-- Begin Material --
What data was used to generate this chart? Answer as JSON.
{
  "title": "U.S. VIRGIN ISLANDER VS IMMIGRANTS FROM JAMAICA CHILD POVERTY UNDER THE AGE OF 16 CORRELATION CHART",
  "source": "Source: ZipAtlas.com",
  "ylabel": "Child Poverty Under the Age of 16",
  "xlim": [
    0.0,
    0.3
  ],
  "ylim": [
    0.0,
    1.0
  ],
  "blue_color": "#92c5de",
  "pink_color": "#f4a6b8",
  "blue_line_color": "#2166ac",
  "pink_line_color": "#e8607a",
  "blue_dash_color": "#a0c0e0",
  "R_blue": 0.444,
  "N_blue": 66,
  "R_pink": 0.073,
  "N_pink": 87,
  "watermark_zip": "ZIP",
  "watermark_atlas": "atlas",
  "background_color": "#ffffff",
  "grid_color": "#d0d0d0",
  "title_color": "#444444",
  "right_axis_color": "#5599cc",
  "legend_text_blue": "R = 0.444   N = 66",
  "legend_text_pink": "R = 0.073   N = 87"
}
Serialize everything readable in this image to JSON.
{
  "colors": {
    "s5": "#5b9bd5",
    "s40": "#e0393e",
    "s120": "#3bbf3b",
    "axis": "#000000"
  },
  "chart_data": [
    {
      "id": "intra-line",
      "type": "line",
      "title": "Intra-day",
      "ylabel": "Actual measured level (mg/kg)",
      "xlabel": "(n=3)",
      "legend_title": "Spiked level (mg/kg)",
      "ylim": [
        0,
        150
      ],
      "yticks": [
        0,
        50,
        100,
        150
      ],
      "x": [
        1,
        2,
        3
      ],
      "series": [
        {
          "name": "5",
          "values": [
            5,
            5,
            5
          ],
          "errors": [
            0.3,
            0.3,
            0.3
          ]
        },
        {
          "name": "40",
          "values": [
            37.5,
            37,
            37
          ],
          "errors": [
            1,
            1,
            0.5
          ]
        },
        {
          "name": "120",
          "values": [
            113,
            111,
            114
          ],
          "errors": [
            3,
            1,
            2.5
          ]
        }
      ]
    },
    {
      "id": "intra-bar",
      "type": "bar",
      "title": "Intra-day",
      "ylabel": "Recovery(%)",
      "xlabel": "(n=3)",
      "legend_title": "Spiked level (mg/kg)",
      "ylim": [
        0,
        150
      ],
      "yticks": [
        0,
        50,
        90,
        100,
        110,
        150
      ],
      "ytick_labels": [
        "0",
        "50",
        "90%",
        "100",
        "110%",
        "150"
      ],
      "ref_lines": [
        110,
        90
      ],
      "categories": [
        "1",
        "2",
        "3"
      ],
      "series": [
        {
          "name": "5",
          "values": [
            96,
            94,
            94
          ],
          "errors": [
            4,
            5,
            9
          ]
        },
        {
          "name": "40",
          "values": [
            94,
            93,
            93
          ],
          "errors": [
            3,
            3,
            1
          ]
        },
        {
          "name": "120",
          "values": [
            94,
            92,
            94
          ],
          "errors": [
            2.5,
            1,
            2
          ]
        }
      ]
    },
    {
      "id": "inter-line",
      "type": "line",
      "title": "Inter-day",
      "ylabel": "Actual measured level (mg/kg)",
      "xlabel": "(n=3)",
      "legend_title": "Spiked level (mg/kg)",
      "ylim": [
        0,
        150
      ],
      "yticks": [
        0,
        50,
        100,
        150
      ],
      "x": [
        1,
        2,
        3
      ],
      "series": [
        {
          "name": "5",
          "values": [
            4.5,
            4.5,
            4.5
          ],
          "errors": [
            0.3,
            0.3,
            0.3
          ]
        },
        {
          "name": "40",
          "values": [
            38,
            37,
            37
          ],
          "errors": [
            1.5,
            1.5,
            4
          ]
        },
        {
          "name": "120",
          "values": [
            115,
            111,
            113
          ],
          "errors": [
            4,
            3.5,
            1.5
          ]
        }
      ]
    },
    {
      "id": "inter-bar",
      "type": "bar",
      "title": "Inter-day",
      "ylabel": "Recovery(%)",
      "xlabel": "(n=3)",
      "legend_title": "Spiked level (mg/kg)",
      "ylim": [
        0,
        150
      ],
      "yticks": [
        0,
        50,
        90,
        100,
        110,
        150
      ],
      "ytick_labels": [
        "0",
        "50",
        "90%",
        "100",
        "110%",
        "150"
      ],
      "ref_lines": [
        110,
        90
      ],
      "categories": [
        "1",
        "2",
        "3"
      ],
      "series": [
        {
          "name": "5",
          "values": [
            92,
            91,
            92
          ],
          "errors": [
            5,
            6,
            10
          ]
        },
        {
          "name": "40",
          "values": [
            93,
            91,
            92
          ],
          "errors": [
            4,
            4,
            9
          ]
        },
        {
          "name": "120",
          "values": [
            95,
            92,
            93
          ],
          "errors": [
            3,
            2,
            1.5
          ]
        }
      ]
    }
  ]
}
-- End Material --
▸ **Task to complete**: Repeat each entry word for word.

▸ **Complete answer**:
What data was used to generate this chart? Answer as JSON.
{
  "title": "U.S. VIRGIN ISLANDER VS IMMIGRANTS FROM JAMAICA CHILD POVERTY UNDER THE AGE OF 16 CORRELATION CHART",
  "source": "Source: ZipAtlas.com",
  "ylabel": "Child Poverty Under the Age of 16",
  "xlim": [
    0.0,
    0.3
  ],
  "ylim": [
    0.0,
    1.0
  ],
  "blue_color": "#92c5de",
  "pink_color": "#f4a6b8",
  "blue_line_color": "#2166ac",
  "pink_line_color": "#e8607a",
  "blue_dash_color": "#a0c0e0",
  "R_blue": 0.444,
  "N_blue": 66,
  "R_pink": 0.073,
  "N_pink": 87,
  "watermark_zip": "ZIP",
  "watermark_atlas": "atlas",
  "background_color": "#ffffff",
  "grid_color": "#d0d0d0",
  "title_color": "#444444",
  "right_axis_color": "#5599cc",
  "legend_text_blue": "R = 0.444   N = 66",
  "legend_text_pink": "R = 0.073   N = 87"
}
Serialize everything readable in this image to JSON.
{
  "colors": {
    "s5": "#5b9bd5",
    "s40": "#e0393e",
    "s120": "#3bbf3b",
    "axis": "#000000"
  },
  "chart_data": [
    {
      "id": "intra-line",
      "type": "line",
      "title": "Intra-day",
      "ylabel": "Actual measured level (mg/kg)",
      "xlabel": "(n=3)",
      "legend_title": "Spiked level (mg/kg)",
      "ylim": [
        0,
        150
      ],
      "yticks": [
        0,
        50,
        100,
        150
      ],
      "x": [
        1,
        2,
        3
      ],
      "series": [
        {
          "name": "5",
          "values": [
            5,
            5,
            5
          ],
          "errors": [
            0.3,
            0.3,
            0.3
          ]
        },
        {
          "name": "40",
          "values": [
            37.5,
            37,
            37
          ],
          "errors": [
            1,
            1,
            0.5
          ]
        },
        {
          "name": "120",
          "values": [
            113,
            111,
            114
          ],
          "errors": [
            3,
            1,
            2.5
          ]
        }
      ]
    },
    {
      "id": "intra-bar",
      "type": "bar",
      "title": "Intra-day",
      "ylabel": "Recovery(%)",
      "xlabel": "(n=3)",
      "legend_title": "Spiked level (mg/kg)",
      "ylim": [
        0,
        150
      ],
      "yticks": [
        0,
        50,
        90,
        100,
        110,
        150
      ],
      "ytick_labels": [
        "0",
        "50",
        "90%",
        "100",
        "110%",
        "150"
      ],
      "ref_lines": [
        110,
        90
      ],
      "categories": [
        "1",
        "2",
        "3"
      ],
      "series": [
        {
          "name": "5",
          "values": [
            96,
            94,
            94
          ],
          "errors": [
            4,
            5,
            9
          ]
        },
        {
          "name": "40",
          "values": [
            94,
            93,
            93
          ],
          "errors": [
            3,
            3,
            1
          ]
        },
        {
          "name": "120",
          "values": [
            94,
            92,
            94
          ],
          "errors": [
            2.5,
            1,
            2
          ]
        }
      ]
    },
    {
      "id": "inter-line",
      "type": "line",
      "title": "Inter-day",
      "ylabel": "Actual measured level (mg/kg)",
      "xlabel": "(n=3)",
      "legend_title": "Spiked level (mg/kg)",
      "ylim": [
        0,
        150
      ],
      "yticks": [
        0,
        50,
        100,
        150
      ],
      "x": [
        1,
        2,
        3
      ],
      "series": [
        {
          "name": "5",
          "values": [
            4.5,
            4.5,
            4.5
          ],
          "errors": [
            0.3,
            0.3,
            0.3
          ]
        },
        {
          "name": "40",
          "values": [
            38,
            37,
            37
          ],
          "errors": [
            1.5,
            1.5,
            4
          ]
        },
        {
          "name": "120",
          "values": [
            115,
            111,
            113
          ],
          "errors": [
            4,
            3.5,
            1.5
          ]
        }
      ]
    },
    {
      "id": "inter-bar",
      "type": "bar",
      "title": "Inter-day",
      "ylabel": "Recovery(%)",
      "xlabel": "(n=3)",
      "legend_title": "Spiked level (mg/kg)",
      "ylim": [
        0,
        150
      ],
      "yticks": [
        0,
        50,
        90,
        100,
        110,
        150
      ],
      "ytick_labels": [
        "0",
        "50",
        "90%",
        "100",
        "110%",
        "150"
      ],
      "ref_lines": [
        110,
        90
      ],
      "categories": [
        "1",
        "2",
        "3"
      ],
      "series": [
        {
          "name": "5",
          "values": [
            92,
            91,
            92
          ],
          "errors": [
            5,
            6,
            10
          ]
        },
        {
          "name": "40",
          "values": [
            93,
            91,
            92
          ],
          "errors": [
            4,
            4,
            9
          ]
        },
        {
          "name": "120",
          "values": [
            95,
            92,
            93
          ],
          "errors": [
            3,
            2,
            1.5
          ]
        }
      ]
    }
  ]
}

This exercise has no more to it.